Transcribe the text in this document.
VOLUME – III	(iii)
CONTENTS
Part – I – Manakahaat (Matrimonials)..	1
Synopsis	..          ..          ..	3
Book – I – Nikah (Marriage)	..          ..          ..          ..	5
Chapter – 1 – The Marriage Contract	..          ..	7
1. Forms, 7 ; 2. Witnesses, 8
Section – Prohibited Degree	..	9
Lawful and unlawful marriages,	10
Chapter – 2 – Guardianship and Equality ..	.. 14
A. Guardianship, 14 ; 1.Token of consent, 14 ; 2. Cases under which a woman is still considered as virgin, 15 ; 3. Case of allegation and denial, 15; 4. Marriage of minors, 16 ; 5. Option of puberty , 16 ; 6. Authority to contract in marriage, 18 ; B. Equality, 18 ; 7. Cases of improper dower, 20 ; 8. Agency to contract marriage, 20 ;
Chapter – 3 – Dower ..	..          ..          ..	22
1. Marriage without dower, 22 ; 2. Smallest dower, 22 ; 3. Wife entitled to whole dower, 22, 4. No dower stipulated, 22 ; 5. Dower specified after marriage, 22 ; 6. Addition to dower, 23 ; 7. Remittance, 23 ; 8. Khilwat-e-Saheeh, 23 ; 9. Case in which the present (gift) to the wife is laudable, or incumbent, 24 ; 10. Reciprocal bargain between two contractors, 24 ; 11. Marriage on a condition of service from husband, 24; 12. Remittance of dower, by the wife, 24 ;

++++

Faithfully transcribe the whole of the data.

→ ANSWER TO THIS PROBLEM:
Transcribe the text in this document.
VOLUME – III	(iii)
CONTENTS
Part – I – Manakahaat (Matrimonials)..	1
Synopsis	..          ..          ..	3
Book – I – Nikah (Marriage)	..          ..          ..          ..	5
Chapter – 1 – The Marriage Contract	..          ..	7
1. Forms, 7 ; 2. Witnesses, 8
Section – Prohibited Degree	..	9
Lawful and unlawful marriages,	10
Chapter – 2 – Guardianship and Equality ..	.. 14
A. Guardianship, 14 ; 1.Token of consent, 14 ; 2. Cases under which a woman is still considered as virgin, 15 ; 3. Case of allegation and denial, 15; 4. Marriage of minors, 16 ; 5. Option of puberty , 16 ; 6. Authority to contract in marriage, 18 ; B. Equality, 18 ; 7. Cases of improper dower, 20 ; 8. Agency to contract marriage, 20 ;
Chapter – 3 – Dower ..	..          ..          ..	22
1. Marriage without dower, 22 ; 2. Smallest dower, 22 ; 3. Wife entitled to whole dower, 22, 4. No dower stipulated, 22 ; 5. Dower specified after marriage, 22 ; 6. Addition to dower, 23 ; 7. Remittance, 23 ; 8. Khilwat-e-Saheeh, 23 ; 9. Case in which the present (gift) to the wife is laudable, or incumbent, 24 ; 10. Reciprocal bargain between two contractors, 24 ; 11. Marriage on a condition of service from husband, 24; 12. Remittance of dower, by the wife, 24 ;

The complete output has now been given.